***** Extracted data *****

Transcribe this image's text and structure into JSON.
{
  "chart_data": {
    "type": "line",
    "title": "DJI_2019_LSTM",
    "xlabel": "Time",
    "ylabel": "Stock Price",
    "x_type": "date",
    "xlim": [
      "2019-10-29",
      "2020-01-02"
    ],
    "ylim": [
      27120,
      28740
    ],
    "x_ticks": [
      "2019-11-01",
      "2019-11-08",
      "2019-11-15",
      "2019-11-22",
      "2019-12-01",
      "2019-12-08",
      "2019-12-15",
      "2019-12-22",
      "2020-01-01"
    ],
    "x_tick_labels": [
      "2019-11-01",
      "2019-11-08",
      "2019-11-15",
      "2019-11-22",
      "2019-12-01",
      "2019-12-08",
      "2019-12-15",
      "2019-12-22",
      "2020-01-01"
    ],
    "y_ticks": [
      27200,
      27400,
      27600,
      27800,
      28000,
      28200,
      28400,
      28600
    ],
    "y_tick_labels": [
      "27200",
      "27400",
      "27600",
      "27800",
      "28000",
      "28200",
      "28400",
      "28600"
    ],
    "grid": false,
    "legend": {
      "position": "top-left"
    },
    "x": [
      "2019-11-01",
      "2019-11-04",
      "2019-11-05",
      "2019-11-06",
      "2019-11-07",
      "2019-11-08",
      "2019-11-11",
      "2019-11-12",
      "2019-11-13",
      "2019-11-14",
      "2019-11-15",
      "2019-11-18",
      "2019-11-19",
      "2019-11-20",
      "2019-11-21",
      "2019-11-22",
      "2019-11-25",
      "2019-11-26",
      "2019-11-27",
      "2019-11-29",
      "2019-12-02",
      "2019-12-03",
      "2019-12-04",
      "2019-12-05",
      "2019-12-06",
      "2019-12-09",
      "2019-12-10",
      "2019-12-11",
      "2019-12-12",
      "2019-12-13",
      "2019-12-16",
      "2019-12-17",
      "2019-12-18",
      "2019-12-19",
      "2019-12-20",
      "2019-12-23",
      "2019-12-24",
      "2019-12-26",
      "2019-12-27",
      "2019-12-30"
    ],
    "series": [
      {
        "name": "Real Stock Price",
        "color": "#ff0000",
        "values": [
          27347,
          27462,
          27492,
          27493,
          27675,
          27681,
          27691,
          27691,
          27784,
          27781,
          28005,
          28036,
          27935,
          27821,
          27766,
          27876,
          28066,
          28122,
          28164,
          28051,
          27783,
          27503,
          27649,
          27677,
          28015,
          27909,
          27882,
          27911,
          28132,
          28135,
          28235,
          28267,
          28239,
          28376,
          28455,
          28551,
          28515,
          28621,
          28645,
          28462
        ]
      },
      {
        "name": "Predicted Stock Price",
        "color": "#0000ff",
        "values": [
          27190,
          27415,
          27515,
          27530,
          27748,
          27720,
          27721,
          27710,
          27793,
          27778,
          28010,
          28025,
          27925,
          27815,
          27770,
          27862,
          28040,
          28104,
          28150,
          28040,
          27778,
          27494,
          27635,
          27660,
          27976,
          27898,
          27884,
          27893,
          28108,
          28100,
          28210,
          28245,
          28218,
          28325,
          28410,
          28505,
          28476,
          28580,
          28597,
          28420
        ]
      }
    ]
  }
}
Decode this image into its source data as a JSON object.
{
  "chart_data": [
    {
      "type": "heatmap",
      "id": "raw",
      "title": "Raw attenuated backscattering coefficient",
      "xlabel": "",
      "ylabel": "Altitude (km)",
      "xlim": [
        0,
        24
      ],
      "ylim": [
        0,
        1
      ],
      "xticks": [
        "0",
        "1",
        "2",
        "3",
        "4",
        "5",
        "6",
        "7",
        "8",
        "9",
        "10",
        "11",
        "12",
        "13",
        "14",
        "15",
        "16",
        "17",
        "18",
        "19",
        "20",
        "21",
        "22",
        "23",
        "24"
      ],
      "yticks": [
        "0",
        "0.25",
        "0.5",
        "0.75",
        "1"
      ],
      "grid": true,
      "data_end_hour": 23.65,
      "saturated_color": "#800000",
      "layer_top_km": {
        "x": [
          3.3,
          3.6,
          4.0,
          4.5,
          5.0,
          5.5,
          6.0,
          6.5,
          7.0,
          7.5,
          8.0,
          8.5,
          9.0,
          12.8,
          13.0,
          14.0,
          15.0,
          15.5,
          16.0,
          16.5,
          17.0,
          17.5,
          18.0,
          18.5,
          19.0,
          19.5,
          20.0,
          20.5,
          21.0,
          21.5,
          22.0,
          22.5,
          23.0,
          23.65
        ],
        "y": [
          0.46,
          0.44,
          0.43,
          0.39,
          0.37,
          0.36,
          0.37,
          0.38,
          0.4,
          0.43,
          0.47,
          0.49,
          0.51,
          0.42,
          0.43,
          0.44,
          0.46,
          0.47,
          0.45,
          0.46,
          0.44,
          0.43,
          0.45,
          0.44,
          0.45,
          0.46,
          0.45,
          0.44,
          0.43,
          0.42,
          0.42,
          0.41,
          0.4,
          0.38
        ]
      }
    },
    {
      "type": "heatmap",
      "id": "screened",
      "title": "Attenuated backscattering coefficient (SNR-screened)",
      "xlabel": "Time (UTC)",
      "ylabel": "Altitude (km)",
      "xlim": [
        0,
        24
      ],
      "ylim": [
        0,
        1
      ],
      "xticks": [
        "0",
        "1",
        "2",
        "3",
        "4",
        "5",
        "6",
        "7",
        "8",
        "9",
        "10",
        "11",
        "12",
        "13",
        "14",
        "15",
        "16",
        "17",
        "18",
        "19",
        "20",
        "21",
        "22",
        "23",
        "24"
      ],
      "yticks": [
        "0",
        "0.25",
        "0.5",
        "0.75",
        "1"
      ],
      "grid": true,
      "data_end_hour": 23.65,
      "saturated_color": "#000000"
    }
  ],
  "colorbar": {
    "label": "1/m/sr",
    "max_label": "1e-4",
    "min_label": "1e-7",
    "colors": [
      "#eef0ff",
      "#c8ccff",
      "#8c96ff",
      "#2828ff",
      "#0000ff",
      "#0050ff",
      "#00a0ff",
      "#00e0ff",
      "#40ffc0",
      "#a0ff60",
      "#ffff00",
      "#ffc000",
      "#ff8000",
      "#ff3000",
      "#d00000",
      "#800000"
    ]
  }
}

*****
***** Extracted data *****

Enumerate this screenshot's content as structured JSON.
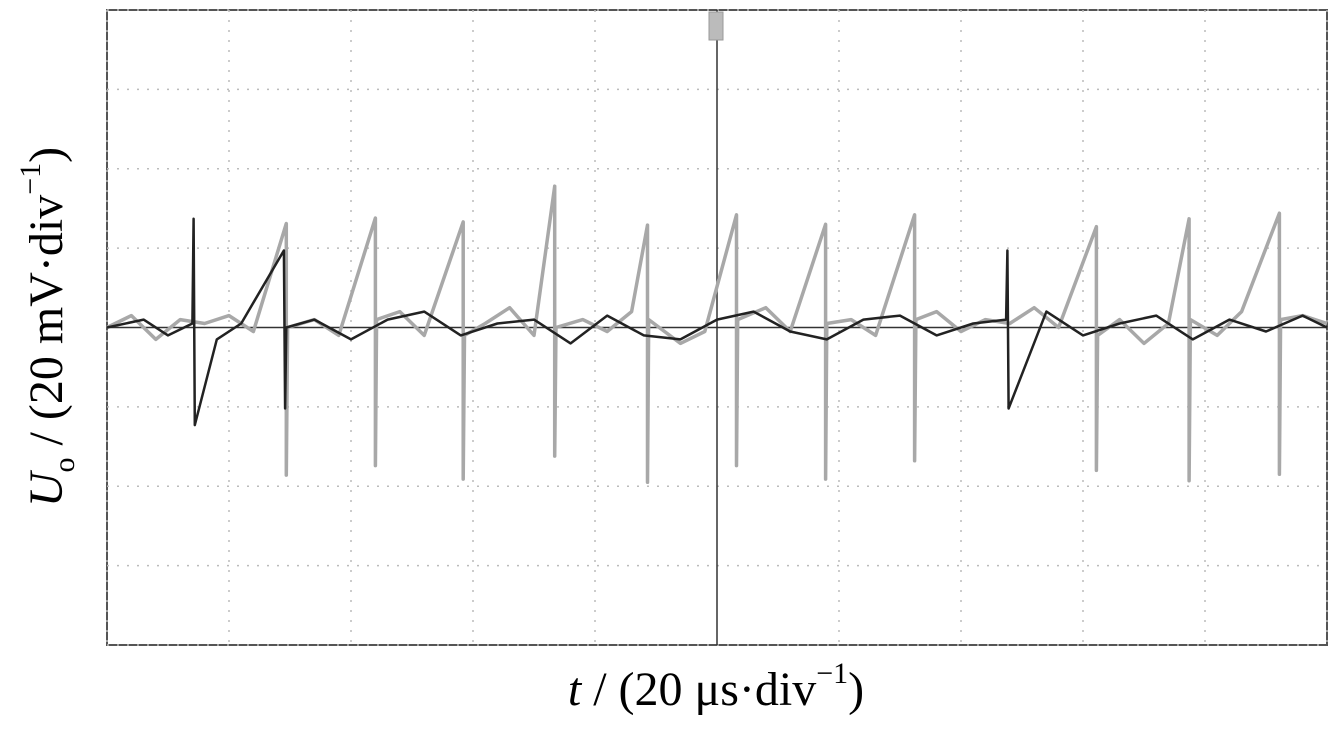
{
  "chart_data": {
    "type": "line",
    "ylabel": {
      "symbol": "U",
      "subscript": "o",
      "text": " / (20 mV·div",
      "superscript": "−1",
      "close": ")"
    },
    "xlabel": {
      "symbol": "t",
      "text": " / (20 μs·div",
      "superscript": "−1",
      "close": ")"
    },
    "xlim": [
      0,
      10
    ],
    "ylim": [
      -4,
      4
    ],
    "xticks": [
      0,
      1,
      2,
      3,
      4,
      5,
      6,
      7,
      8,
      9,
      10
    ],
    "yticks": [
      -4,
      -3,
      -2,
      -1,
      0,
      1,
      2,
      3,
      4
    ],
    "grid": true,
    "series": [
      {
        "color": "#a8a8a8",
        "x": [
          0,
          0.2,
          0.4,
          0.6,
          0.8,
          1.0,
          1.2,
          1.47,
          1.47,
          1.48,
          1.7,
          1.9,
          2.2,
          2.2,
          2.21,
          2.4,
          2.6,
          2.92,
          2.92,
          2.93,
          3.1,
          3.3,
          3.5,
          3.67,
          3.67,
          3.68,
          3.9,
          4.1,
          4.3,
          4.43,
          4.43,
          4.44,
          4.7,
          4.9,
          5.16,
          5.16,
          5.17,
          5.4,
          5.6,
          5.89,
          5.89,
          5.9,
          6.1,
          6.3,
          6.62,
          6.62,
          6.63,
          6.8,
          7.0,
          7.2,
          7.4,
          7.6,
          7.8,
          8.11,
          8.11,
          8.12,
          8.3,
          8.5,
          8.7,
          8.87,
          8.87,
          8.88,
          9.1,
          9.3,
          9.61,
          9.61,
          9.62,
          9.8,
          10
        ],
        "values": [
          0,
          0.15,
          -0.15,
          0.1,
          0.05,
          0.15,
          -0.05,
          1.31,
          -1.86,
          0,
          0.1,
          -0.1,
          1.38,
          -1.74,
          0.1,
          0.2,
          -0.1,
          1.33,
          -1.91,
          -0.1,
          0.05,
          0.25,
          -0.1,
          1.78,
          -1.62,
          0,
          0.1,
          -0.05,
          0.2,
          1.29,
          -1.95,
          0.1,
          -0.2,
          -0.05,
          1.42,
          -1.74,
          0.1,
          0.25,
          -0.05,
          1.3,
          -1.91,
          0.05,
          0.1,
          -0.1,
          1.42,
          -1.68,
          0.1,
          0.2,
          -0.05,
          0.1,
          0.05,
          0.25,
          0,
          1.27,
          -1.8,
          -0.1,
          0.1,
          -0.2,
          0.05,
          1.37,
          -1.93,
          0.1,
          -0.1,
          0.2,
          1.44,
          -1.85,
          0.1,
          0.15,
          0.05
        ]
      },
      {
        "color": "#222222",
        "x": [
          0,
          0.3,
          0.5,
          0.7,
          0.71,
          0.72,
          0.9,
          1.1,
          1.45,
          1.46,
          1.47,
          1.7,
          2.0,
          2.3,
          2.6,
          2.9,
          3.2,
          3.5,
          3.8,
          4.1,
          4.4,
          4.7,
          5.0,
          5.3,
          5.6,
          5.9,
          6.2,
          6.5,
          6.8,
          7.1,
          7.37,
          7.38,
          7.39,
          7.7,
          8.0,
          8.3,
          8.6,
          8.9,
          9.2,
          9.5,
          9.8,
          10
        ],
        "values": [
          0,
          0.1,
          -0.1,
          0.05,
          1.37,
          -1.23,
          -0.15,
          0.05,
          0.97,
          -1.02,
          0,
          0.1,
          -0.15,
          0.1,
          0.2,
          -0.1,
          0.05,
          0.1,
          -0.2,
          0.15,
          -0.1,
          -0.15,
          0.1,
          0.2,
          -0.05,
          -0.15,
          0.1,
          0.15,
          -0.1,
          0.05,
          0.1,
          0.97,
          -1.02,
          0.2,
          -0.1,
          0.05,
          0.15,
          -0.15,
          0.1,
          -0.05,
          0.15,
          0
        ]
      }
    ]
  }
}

*****

Aim of the exercise
Using the records above, copy every line that has the word "Stock" in it.

Correct answer
    "ylabel": "Stock Price",
        "name": "Real Stock Price",
        "name": "Predicted Stock Price",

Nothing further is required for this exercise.